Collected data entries
+---+
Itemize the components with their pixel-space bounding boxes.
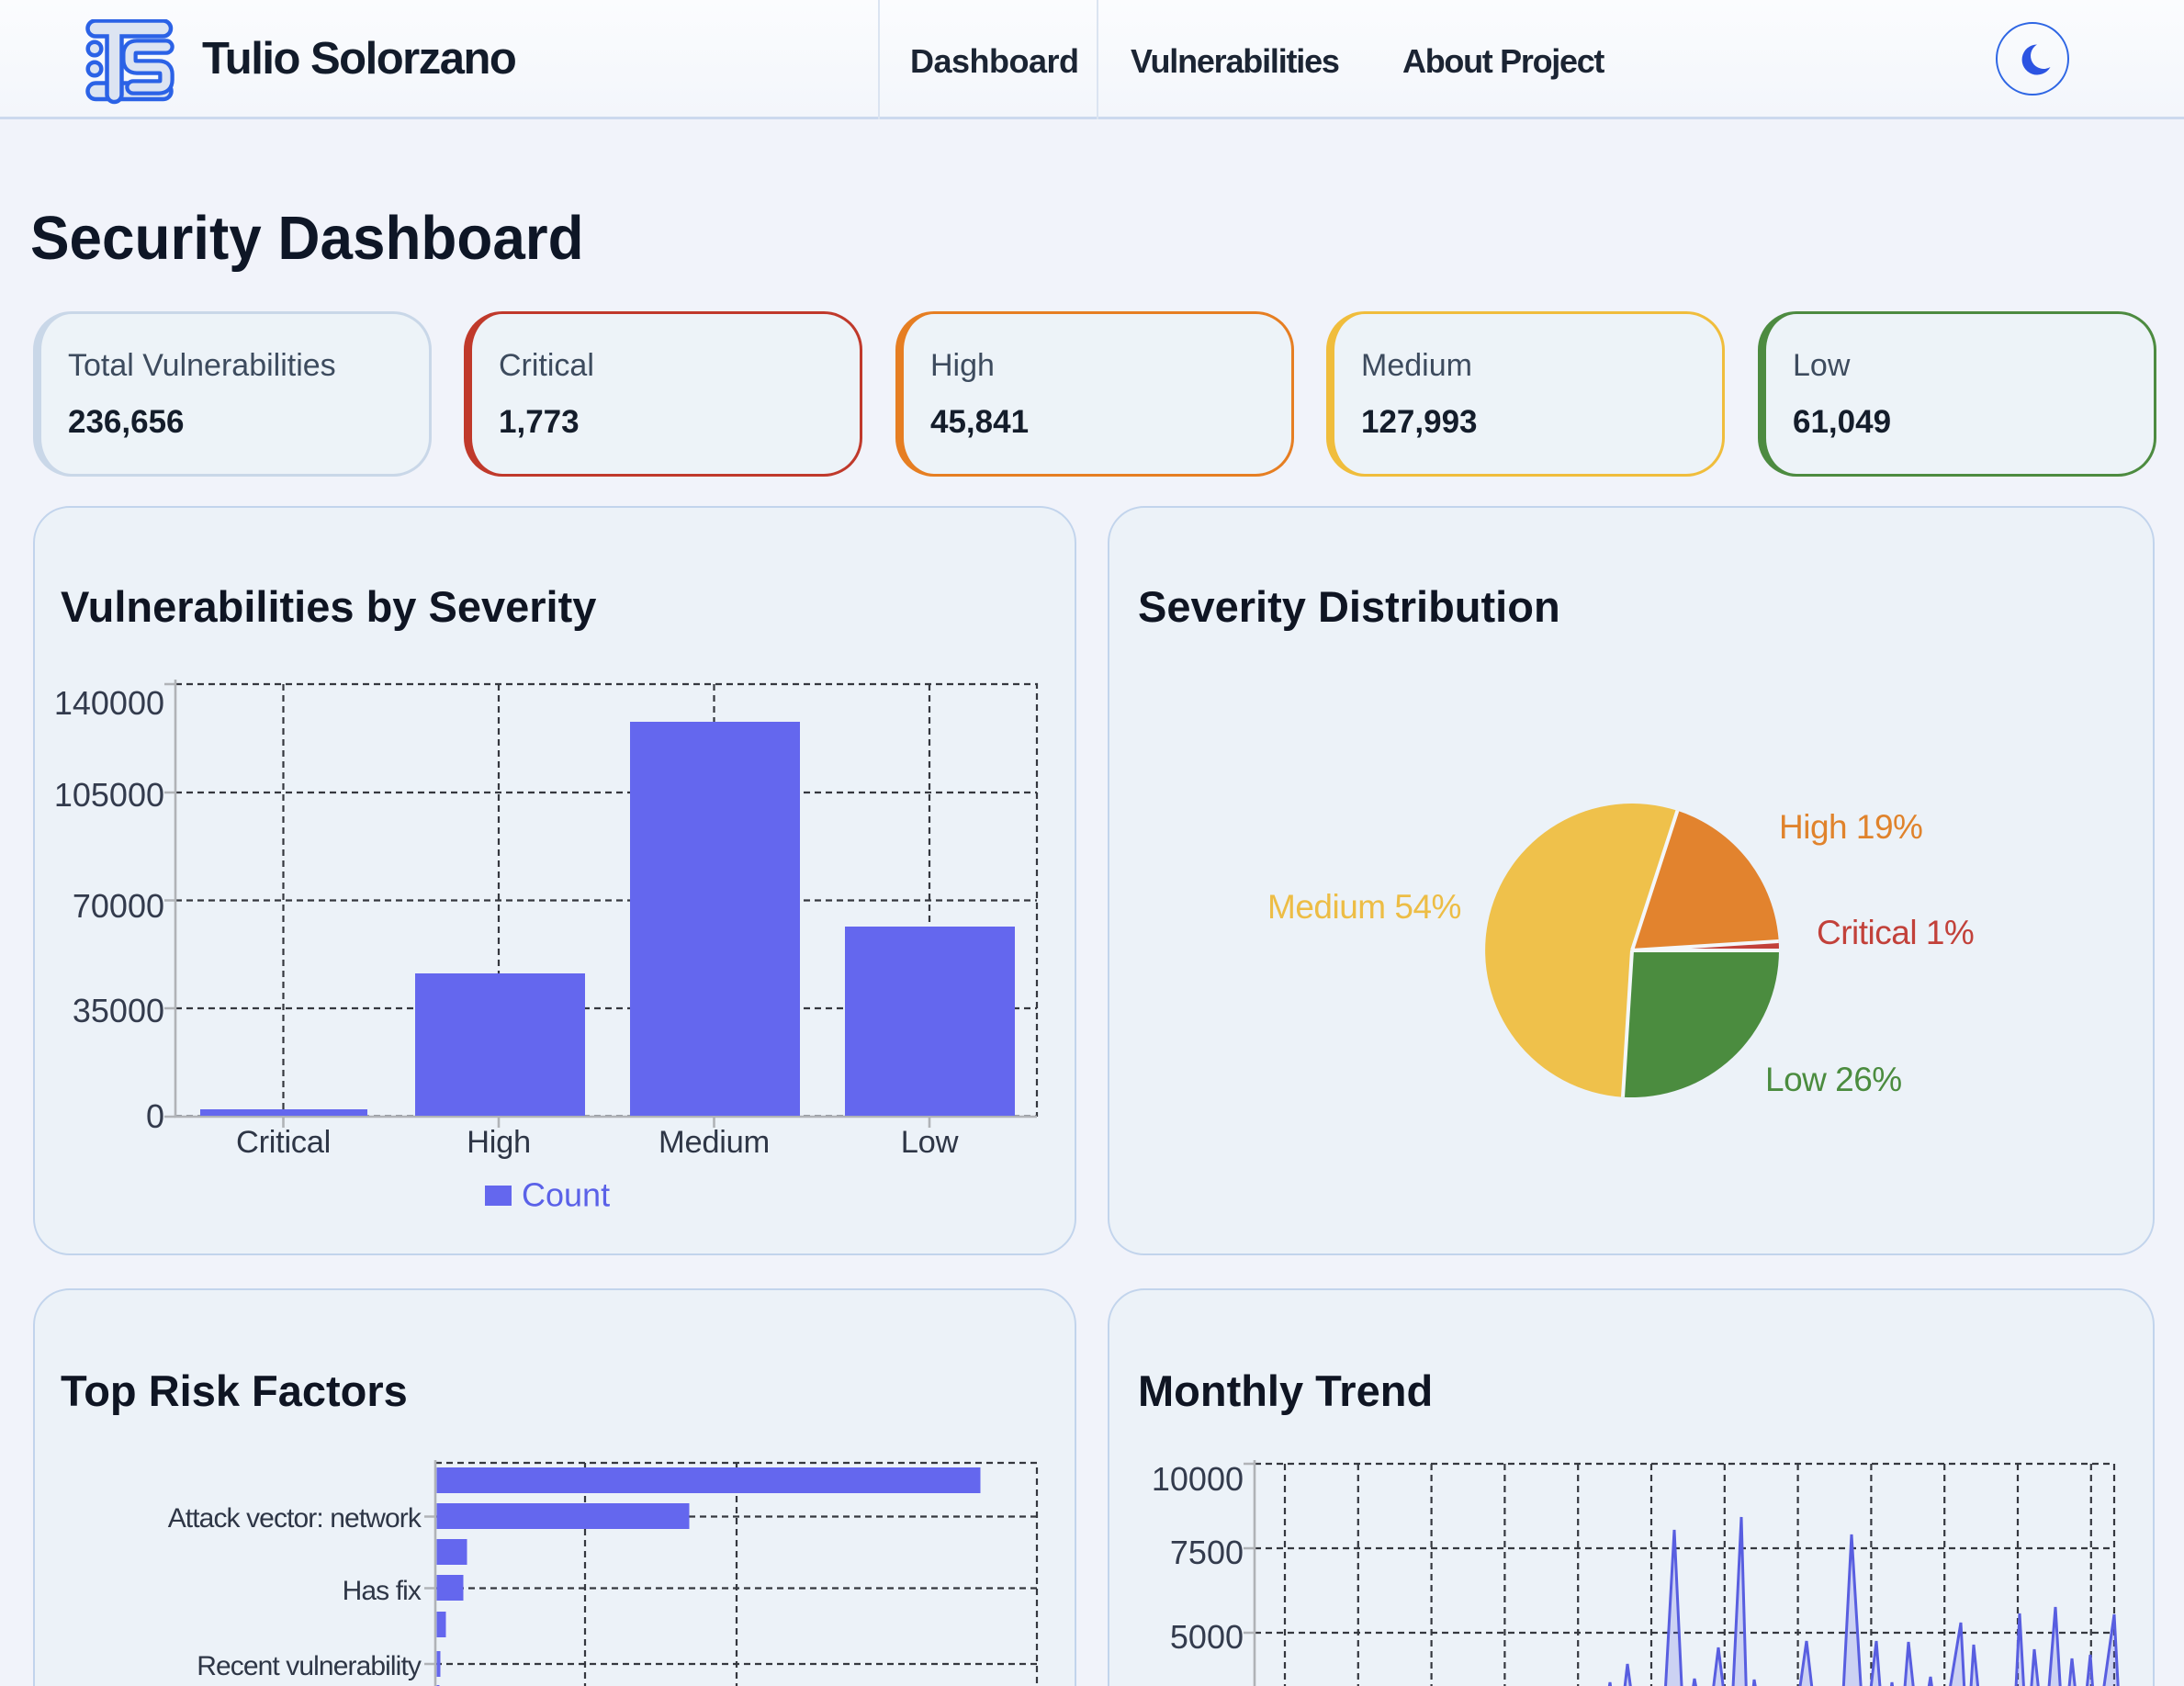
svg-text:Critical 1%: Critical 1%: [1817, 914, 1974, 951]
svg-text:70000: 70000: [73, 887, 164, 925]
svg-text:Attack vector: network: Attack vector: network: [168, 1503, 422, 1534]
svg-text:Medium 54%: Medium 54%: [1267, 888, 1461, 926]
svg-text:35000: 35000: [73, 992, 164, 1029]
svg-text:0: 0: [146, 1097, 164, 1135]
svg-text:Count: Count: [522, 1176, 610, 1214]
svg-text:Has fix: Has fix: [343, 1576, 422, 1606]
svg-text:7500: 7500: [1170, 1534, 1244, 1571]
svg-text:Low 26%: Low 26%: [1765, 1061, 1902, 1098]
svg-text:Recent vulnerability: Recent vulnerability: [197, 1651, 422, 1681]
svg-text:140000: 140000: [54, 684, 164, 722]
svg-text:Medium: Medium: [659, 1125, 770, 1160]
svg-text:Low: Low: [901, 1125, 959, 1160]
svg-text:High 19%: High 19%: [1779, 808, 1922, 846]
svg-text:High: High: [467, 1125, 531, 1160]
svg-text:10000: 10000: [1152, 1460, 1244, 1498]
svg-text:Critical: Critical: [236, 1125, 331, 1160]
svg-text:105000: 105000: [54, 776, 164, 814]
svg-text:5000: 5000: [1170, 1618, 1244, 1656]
+---+
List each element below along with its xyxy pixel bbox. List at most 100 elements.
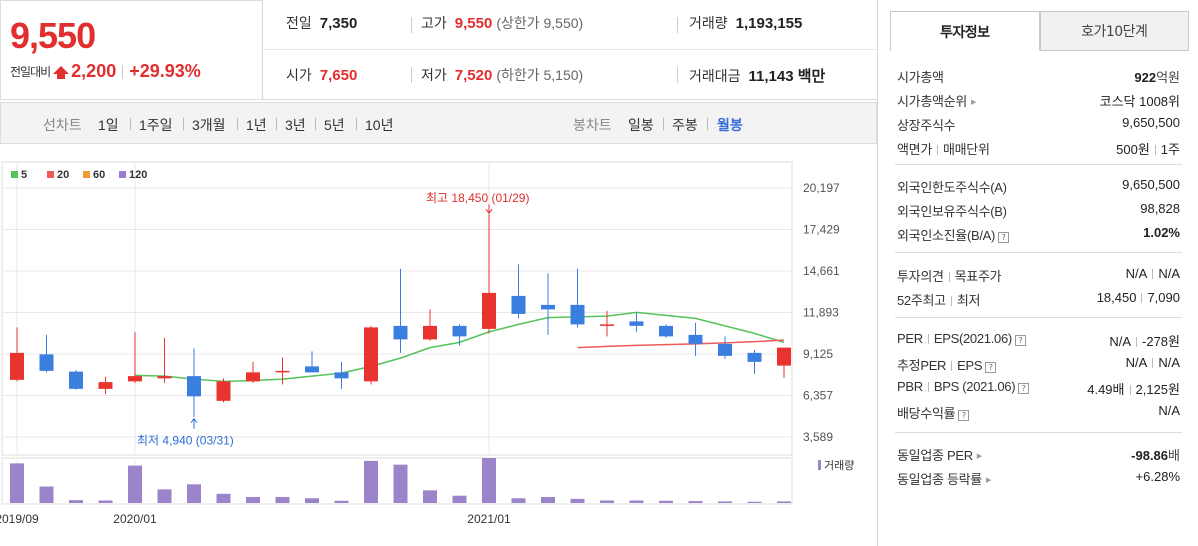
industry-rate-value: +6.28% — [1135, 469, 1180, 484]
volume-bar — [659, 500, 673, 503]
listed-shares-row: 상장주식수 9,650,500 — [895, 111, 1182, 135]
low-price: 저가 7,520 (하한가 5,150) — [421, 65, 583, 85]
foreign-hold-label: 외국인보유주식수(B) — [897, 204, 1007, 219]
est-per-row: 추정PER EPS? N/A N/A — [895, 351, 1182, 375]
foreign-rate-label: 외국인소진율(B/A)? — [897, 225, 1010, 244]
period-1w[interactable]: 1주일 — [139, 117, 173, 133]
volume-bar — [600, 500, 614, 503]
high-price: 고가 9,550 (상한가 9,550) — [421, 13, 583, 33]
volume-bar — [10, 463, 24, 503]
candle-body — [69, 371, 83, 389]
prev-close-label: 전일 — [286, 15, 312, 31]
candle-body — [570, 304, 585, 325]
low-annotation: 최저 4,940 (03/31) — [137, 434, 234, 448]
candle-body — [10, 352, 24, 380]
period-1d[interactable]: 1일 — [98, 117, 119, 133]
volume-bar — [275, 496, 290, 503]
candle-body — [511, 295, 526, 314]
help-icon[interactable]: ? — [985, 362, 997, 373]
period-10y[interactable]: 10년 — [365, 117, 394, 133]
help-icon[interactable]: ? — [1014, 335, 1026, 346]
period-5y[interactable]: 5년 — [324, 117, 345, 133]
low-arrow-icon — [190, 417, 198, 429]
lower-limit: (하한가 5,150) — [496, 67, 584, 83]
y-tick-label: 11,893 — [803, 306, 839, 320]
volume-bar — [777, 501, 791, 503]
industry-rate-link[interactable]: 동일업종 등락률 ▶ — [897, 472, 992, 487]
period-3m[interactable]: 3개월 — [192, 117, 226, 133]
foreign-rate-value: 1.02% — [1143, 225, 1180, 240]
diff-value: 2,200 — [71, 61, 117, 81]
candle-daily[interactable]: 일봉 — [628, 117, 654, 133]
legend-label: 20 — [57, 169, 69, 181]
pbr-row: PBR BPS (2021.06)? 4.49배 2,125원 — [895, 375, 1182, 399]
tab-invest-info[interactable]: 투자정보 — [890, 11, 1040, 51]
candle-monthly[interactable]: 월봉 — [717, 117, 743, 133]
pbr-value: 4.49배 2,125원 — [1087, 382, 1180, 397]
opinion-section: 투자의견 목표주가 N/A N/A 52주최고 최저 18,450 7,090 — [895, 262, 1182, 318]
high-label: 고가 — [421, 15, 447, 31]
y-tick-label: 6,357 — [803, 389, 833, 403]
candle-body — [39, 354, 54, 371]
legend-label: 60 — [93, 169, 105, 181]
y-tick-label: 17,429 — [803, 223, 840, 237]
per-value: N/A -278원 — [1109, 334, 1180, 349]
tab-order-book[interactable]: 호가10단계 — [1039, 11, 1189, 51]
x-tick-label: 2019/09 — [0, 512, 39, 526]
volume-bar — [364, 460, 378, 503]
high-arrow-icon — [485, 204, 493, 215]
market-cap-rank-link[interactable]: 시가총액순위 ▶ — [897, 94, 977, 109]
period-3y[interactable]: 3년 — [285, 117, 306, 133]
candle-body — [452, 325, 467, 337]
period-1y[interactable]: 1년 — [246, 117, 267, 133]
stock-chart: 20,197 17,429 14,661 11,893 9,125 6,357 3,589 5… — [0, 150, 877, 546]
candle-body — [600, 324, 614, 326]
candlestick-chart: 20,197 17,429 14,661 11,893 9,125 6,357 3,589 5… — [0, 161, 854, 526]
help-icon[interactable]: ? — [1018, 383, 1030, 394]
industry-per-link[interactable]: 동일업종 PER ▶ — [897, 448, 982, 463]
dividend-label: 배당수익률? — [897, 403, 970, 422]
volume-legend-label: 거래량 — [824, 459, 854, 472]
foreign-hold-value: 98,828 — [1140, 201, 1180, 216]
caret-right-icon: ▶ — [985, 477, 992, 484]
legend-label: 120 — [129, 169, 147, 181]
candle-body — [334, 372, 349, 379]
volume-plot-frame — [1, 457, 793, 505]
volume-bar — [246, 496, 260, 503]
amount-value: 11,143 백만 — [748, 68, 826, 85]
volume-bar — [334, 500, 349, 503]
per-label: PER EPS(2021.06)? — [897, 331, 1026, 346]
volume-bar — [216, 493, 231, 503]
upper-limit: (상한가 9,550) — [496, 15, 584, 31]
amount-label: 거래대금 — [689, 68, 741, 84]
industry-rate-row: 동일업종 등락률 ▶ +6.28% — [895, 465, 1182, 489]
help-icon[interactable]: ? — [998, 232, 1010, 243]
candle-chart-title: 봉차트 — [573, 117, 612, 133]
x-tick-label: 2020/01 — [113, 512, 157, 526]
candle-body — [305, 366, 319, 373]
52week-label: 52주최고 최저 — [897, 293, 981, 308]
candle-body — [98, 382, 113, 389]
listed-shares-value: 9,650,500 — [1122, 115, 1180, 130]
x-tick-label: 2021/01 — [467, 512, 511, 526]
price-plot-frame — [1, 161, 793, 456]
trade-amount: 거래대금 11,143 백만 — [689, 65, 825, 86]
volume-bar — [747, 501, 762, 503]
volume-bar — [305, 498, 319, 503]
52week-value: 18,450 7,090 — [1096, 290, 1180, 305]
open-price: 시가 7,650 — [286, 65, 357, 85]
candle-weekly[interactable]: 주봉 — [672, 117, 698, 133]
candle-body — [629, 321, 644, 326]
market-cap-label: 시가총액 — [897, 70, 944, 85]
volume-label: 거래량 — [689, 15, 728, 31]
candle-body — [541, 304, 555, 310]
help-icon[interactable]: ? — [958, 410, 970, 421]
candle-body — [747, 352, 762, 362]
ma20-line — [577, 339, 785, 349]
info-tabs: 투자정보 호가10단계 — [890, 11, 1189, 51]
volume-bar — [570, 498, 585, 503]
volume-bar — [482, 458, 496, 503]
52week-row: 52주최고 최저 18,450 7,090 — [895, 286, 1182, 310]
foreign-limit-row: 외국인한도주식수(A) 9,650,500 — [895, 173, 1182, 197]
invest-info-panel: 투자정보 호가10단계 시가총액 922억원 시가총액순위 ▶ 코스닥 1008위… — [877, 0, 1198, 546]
+---+
> _EXERCISE TASK_: Could you rename "Medium" to "Moderate" in the stretch from the line containing "Itemize the components" through the line containing "svg-text:5000: 5000: [1170, 1618, 1244, 1656]", leaving every other part unchanged and omitting the pictures?

> _ANSWER FOR THE TASK_:
Itemize the components with their pixel-space bounding boxes.
svg-text:Critical 1%: Critical 1%: [1817, 914, 1974, 951]
svg-text:70000: 70000: [73, 887, 164, 925]
svg-text:Attack vector: network: Attack vector: network: [168, 1503, 422, 1534]
svg-text:Moderate 54%: Moderate 54%: [1267, 888, 1461, 926]
svg-text:35000: 35000: [73, 992, 164, 1029]
svg-text:0: 0: [146, 1097, 164, 1135]
svg-text:Count: Count: [522, 1176, 610, 1214]
svg-text:Has fix: Has fix: [343, 1576, 422, 1606]
svg-text:7500: 7500: [1170, 1534, 1244, 1571]
svg-text:Low 26%: Low 26%: [1765, 1061, 1902, 1098]
svg-text:Recent vulnerability: Recent vulnerability: [197, 1651, 422, 1681]
svg-text:140000: 140000: [54, 684, 164, 722]
svg-text:Moderate: Moderate: [659, 1125, 770, 1160]
svg-text:Low: Low: [901, 1125, 959, 1160]
svg-text:High 19%: High 19%: [1779, 808, 1922, 846]
svg-text:High: High: [467, 1125, 531, 1160]
svg-text:10000: 10000: [1152, 1460, 1244, 1498]
svg-text:Critical: Critical: [236, 1125, 331, 1160]
svg-text:105000: 105000: [54, 776, 164, 814]
svg-text:5000: 5000: [1170, 1618, 1244, 1656]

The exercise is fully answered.